> [Your instructions] Copy, from the entries below, each line in which the string "value" appears.

======== Data for this task ========

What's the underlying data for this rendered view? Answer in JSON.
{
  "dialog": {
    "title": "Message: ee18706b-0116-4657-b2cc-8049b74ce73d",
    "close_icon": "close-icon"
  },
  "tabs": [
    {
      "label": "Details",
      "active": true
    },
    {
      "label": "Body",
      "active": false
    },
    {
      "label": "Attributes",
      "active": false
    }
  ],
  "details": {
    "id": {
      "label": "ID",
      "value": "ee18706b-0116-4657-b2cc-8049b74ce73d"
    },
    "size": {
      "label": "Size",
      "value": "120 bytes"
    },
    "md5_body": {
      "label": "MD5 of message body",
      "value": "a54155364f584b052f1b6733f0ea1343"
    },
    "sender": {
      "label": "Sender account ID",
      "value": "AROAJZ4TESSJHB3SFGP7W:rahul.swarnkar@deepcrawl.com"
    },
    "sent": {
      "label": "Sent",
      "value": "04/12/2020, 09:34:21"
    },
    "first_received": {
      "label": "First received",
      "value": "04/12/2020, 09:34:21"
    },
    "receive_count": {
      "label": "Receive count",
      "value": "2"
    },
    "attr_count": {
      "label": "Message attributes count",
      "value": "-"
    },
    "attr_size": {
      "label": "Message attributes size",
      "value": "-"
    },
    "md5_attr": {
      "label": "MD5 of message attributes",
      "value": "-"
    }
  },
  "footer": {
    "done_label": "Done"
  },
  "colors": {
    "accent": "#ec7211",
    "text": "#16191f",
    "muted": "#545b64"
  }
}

========

> [Answer to the exercise]
      "value": "ee18706b-0116-4657-b2cc-8049b74ce73d"
      "value": "120 bytes"
      "value": "a54155364f584b052f1b6733f0ea1343"
      "value": "AROAJZ4TESSJHB3SFGP7W:rahul.swarnkar@deepcrawl.com"
      "value": "04/12/2020, 09:34:21"
      "value": "04/12/2020, 09:34:21"
      "value": "2"
      "value": "-"
      "value": "-"
      "value": "-"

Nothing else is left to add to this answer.